» **What you should do**: Pull every line with the word "Hospital" out of the entries below.
[Opening Data supplied section]
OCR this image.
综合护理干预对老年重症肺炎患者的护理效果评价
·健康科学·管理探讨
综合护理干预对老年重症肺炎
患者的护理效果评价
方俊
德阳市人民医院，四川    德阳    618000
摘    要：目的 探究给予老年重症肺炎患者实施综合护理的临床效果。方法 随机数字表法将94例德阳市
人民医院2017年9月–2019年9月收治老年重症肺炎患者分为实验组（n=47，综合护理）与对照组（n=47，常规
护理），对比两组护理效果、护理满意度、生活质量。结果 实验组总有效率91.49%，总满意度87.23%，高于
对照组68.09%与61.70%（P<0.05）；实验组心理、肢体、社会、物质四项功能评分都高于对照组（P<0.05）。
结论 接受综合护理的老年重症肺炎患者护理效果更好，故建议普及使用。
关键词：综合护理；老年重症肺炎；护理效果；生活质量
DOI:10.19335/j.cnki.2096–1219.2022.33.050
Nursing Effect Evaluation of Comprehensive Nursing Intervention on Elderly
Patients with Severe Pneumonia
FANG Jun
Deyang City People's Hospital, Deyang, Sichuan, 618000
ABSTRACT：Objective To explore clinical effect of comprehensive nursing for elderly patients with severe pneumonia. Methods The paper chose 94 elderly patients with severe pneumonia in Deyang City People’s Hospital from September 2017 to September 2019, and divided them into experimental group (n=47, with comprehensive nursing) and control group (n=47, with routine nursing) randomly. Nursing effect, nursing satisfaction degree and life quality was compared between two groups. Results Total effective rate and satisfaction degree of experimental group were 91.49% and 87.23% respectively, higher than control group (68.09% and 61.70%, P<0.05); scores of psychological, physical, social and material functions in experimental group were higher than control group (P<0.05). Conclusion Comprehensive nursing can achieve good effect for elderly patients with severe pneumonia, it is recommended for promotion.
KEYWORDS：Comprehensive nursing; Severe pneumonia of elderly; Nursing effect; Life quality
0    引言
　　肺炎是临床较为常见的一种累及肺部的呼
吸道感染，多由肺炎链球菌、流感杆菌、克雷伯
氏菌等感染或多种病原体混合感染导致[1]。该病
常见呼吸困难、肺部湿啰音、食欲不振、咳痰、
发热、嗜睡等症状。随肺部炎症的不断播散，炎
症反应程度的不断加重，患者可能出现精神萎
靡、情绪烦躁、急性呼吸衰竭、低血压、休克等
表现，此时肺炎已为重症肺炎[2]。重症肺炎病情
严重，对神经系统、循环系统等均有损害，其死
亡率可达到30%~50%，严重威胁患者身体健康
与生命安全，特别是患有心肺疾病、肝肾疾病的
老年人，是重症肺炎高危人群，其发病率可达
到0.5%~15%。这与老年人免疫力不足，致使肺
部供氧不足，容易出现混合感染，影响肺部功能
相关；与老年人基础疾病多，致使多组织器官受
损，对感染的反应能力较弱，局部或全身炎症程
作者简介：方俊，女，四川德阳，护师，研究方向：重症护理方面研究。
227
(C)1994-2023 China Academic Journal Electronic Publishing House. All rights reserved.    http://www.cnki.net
[Closing Data supplied section]
» **Task solution**:
Deyang City People's Hospital, Deyang, Sichuan, 618000
ABSTRACT：Objective To explore clinical effect of comprehensive nursing for elderly patients with severe pneumonia. Methods The paper chose 94 elderly patients with severe pneumonia in Deyang City People’s Hospital from September 2017 to September 2019, and divided them into experimental group (n=47, with comprehensive nursing) and control group (n=47, with routine nursing) randomly. Nursing effect, nursing satisfaction degree and life quality was compared between two groups. Results Total effective rate and satisfaction degree of experimental group were 91.49% and 87.23% respectively, higher than control group (68.09% and 61.70%, P<0.05); scores of psychological, physical, social and material functions in experimental group were higher than control group (P<0.05). Conclusion Comprehensive nursing can achieve good effect for elderly patients with severe pneumonia, it is recommended for promotion.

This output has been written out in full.